Filter the entries and keep only the lines where the string "icon" appears.

━━━━━━━━━━━━━━━━

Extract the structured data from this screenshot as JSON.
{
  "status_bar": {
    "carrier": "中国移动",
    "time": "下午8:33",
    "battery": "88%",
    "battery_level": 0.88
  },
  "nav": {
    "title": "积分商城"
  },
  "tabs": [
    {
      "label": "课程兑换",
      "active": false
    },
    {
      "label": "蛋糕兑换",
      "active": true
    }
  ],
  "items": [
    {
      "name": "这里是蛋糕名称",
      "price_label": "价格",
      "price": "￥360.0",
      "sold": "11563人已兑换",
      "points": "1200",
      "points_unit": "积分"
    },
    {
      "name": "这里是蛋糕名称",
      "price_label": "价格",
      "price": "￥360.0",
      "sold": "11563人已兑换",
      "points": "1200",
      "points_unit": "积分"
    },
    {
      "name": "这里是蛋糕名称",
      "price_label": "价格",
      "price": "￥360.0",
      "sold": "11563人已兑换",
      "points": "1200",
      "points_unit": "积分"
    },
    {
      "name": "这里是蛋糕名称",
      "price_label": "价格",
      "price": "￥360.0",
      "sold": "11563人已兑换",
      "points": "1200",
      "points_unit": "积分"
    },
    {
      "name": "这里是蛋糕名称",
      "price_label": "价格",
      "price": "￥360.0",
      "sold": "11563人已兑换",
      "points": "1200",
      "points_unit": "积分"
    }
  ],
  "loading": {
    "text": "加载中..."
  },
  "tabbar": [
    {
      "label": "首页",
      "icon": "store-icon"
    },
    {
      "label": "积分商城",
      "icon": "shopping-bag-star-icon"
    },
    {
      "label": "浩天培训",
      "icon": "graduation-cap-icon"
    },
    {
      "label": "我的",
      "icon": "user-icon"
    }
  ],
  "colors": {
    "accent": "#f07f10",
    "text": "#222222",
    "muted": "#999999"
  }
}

━━━━━━━━━━━━━━━━

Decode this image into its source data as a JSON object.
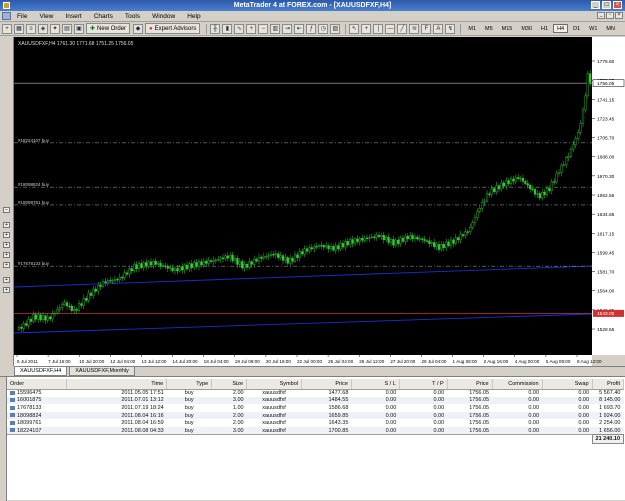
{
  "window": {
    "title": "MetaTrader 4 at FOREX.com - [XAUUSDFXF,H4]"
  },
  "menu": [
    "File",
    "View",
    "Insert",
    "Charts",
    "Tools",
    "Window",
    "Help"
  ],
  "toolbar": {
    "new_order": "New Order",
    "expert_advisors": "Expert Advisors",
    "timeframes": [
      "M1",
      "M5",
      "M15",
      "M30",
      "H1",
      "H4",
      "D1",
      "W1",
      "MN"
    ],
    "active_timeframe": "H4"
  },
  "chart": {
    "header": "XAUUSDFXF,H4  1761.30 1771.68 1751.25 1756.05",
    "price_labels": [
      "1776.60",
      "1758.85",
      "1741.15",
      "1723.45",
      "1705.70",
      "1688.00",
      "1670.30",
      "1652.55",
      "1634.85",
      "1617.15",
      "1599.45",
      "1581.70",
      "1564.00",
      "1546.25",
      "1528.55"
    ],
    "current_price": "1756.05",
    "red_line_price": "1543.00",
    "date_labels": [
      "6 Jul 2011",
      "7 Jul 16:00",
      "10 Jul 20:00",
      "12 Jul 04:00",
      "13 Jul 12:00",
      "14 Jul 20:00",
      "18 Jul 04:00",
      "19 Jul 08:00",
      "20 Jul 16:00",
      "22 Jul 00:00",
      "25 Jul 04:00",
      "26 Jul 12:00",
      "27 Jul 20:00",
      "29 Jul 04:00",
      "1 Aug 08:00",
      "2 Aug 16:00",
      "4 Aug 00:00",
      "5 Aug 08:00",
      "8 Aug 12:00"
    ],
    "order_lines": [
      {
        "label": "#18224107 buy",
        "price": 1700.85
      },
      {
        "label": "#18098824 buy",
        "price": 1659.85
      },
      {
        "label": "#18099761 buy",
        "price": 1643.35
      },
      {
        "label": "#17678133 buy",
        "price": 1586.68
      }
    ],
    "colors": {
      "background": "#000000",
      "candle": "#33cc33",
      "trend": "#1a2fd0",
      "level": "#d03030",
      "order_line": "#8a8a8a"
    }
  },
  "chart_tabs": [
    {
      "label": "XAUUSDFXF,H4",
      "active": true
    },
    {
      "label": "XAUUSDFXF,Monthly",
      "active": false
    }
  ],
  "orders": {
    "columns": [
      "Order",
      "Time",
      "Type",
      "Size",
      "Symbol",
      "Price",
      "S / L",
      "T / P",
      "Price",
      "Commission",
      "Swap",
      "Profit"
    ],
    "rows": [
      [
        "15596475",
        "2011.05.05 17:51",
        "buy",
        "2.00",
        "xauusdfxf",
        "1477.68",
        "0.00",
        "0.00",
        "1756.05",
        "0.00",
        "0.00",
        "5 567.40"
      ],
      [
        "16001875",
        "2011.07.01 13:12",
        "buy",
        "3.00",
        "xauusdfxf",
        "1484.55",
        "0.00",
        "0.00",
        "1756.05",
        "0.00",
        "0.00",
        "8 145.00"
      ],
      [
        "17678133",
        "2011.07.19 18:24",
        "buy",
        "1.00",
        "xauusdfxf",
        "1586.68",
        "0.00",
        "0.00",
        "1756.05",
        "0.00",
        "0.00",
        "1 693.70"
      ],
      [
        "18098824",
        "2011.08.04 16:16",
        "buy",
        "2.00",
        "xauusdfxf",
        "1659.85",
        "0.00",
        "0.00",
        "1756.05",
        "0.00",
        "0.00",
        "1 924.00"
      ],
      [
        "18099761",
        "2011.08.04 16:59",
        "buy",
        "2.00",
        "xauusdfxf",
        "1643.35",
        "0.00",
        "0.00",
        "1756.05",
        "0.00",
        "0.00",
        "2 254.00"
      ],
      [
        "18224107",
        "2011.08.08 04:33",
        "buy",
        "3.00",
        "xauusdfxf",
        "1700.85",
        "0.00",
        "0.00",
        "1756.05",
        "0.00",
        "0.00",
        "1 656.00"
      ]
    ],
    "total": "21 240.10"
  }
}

━━━━━━━━━━━━━━━━

### Exercise response
      "icon": "store-icon"
      "icon": "shopping-bag-star-icon"
      "icon": "graduation-cap-icon"
      "icon": "user-icon"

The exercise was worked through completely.